===== MATERIAL SHOWN =====
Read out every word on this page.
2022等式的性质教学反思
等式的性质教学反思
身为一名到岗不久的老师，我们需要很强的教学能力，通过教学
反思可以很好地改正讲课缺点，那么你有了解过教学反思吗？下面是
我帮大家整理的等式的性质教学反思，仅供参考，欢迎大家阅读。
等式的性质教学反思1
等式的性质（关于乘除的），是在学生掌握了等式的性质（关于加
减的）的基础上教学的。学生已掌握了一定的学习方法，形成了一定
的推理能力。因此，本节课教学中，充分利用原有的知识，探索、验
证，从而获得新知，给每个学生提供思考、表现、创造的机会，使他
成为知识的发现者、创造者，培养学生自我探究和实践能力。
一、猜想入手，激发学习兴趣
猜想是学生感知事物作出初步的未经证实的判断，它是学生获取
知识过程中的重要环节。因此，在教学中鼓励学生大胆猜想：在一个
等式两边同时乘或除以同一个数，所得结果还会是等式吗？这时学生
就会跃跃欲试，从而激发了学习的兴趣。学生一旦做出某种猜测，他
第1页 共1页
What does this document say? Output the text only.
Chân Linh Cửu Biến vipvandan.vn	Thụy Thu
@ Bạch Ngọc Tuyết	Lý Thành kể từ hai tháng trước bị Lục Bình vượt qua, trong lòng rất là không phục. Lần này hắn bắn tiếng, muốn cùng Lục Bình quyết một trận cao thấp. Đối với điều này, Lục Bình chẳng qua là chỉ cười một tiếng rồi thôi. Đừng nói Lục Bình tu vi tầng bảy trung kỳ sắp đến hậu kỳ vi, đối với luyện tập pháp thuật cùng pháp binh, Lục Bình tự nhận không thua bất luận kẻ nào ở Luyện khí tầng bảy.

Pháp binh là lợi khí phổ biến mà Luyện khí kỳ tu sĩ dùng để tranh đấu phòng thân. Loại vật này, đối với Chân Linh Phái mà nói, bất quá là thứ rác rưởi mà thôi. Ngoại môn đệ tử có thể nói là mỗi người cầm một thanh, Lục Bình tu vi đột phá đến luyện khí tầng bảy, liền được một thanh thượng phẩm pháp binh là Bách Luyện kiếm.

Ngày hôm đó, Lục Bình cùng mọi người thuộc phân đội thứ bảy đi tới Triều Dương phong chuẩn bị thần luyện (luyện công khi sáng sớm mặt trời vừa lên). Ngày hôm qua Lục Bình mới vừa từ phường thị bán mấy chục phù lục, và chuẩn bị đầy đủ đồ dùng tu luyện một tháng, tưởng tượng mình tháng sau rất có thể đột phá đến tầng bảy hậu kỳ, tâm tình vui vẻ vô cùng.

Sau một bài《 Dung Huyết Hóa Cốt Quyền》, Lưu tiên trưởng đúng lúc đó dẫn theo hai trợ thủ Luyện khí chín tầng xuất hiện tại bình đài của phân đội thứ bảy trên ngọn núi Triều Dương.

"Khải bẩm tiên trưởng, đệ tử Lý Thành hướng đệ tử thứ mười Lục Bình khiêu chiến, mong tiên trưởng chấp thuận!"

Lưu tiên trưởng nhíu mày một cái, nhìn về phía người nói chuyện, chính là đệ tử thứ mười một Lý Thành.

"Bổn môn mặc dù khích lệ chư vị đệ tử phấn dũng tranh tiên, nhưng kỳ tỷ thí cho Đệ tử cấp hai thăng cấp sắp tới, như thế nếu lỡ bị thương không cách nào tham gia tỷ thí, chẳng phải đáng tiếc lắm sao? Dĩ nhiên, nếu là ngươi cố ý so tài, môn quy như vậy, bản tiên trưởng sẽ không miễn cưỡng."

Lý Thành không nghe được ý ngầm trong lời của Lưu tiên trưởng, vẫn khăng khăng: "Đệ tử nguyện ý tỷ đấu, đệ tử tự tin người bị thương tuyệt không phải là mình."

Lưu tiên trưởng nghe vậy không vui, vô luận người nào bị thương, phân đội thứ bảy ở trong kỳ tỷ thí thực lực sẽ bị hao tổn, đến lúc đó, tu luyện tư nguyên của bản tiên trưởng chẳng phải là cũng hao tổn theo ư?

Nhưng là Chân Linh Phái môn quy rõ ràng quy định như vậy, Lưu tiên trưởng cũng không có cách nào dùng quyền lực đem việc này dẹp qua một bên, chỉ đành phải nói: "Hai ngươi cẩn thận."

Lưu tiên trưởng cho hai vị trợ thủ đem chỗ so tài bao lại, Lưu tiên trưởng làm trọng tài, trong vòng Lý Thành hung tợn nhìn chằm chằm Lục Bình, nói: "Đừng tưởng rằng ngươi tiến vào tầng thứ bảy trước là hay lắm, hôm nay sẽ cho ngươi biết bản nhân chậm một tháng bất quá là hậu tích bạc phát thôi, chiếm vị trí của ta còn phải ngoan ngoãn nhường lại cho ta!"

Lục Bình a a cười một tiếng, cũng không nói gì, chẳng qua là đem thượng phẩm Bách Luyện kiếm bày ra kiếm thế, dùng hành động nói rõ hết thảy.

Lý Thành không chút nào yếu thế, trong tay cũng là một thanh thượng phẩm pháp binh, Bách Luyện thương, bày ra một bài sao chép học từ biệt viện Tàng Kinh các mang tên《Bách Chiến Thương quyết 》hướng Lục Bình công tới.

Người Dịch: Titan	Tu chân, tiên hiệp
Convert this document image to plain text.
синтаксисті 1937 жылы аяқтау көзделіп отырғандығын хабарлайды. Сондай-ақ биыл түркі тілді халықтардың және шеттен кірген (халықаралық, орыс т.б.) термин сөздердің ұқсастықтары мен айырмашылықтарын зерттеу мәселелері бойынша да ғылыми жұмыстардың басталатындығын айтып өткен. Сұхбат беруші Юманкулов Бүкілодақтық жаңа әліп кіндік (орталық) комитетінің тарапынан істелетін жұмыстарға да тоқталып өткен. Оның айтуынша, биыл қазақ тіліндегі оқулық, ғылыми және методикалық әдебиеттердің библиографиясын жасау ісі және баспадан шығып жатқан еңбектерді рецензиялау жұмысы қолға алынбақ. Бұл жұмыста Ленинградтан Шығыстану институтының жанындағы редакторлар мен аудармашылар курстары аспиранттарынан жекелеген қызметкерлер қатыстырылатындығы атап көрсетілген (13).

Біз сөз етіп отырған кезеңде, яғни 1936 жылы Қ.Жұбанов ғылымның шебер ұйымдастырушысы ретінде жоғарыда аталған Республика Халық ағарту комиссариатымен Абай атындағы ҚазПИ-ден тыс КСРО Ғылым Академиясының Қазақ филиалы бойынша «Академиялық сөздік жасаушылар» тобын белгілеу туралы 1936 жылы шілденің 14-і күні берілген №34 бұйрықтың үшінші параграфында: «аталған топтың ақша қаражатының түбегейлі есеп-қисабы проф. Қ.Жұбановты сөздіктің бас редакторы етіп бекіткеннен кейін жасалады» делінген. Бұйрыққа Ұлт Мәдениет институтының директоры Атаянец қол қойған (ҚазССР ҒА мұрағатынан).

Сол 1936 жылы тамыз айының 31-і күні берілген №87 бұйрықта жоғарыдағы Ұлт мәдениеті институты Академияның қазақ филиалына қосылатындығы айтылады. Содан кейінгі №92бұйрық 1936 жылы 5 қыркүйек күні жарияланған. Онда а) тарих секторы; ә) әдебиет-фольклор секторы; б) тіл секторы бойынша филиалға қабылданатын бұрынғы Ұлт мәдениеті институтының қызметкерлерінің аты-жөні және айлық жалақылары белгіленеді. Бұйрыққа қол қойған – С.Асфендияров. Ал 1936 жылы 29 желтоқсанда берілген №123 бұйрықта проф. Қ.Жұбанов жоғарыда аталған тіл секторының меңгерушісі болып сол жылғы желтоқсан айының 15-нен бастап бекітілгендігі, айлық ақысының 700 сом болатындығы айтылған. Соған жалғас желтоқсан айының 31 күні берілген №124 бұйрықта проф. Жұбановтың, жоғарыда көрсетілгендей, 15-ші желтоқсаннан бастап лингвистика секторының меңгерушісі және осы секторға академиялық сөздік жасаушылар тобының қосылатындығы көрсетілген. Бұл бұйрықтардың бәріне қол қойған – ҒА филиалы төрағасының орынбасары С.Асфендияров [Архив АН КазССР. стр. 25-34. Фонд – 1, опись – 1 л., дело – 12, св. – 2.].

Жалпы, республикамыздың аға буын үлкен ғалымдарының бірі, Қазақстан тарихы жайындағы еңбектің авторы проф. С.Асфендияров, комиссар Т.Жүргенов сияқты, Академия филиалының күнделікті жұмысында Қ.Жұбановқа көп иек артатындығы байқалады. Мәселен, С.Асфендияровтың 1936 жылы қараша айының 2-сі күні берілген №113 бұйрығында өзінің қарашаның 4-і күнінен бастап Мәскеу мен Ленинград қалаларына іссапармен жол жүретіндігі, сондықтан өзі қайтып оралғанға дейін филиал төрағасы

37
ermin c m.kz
=====
▶ [CHALLENGE]
Go through the records. Copy each line where "theo" appears.

▶ [OUTPUT FOR THIS TASK]
Sau một bài《 Dung Huyết Hóa Cốt Quyền》, Lưu tiên trưởng đúng lúc đó dẫn theo hai trợ thủ Luyện khí chín tầng xuất hiện tại bình đài của phân đội thứ bảy trên ngọn núi Triều Dương.
Lưu tiên trưởng nghe vậy không vui, vô luận người nào bị thương, phân đội thứ bảy ở trong kỳ tỷ thí thực lực sẽ bị hao tổn, đến lúc đó, tu luyện tư nguyên của bản tiên trưởng chẳng phải là cũng hao tổn theo ư?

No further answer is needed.